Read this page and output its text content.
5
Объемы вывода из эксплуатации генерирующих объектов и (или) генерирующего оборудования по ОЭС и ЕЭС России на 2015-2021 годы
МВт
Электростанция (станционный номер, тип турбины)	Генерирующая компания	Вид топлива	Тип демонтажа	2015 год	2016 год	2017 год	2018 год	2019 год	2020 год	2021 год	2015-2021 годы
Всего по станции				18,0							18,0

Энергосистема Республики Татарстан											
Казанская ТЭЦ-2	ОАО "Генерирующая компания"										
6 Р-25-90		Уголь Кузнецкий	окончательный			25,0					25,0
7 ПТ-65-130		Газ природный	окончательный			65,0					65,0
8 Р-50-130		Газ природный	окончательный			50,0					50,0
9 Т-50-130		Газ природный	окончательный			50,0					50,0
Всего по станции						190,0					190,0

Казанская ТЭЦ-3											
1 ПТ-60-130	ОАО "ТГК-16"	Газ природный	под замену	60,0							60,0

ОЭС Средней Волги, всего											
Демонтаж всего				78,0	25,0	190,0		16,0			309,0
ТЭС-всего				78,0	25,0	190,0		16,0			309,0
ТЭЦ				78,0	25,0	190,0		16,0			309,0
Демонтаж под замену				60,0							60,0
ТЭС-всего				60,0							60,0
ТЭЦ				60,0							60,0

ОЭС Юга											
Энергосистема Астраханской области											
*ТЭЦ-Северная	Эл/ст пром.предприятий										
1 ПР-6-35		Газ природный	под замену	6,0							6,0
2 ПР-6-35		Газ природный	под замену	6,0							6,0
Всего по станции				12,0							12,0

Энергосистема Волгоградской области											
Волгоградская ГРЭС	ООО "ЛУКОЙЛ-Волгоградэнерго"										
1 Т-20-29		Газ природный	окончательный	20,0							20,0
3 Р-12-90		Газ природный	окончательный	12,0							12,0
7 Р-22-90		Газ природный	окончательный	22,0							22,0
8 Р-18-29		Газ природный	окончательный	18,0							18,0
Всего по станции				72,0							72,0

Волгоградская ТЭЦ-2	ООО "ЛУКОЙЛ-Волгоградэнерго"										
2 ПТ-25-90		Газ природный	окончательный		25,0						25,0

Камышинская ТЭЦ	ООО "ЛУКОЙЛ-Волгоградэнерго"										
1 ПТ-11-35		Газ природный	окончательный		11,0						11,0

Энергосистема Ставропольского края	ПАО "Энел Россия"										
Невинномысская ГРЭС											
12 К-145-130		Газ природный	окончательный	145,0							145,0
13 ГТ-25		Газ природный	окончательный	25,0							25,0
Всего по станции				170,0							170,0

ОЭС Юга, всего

----------

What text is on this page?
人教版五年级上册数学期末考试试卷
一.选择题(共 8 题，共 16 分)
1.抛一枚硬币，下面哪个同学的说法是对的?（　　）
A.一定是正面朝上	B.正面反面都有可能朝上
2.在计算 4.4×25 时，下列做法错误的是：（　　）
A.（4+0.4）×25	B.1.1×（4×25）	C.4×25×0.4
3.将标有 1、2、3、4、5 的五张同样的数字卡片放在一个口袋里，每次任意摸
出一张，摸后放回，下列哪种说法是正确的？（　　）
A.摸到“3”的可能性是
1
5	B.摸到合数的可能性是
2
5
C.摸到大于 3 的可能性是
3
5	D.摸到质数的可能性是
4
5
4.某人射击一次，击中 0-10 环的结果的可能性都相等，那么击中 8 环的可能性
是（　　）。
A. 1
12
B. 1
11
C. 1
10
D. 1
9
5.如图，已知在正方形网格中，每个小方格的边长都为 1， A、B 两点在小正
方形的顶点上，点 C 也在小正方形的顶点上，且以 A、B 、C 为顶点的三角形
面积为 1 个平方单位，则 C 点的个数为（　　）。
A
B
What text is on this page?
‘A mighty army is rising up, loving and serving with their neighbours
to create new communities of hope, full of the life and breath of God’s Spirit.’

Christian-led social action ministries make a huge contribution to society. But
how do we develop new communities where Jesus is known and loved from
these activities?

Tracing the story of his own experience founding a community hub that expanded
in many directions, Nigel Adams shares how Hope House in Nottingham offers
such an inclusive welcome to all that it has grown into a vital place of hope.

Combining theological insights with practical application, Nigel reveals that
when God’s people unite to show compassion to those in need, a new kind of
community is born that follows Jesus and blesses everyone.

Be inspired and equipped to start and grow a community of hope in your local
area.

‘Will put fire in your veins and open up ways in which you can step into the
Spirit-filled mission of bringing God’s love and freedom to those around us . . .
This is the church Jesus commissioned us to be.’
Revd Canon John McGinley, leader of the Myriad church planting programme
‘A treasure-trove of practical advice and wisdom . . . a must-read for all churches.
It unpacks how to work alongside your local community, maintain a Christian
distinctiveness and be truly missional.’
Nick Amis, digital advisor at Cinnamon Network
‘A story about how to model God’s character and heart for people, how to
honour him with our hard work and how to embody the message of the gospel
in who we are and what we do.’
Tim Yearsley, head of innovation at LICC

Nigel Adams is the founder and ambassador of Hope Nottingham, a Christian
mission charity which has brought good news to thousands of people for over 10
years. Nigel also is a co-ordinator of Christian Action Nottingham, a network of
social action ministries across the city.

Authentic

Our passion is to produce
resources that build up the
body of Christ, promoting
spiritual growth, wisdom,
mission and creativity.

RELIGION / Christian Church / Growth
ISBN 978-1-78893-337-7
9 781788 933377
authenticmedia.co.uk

----------

Your instructions:
Track down all lines above with the string "Энергосистема" and copy them.

Task output:
Энергосистема Республики Татарстан											
Энергосистема Астраханской области											
Энергосистема Волгоградской области											
Энергосистема Ставропольского края	ПАО "Энел Россия"										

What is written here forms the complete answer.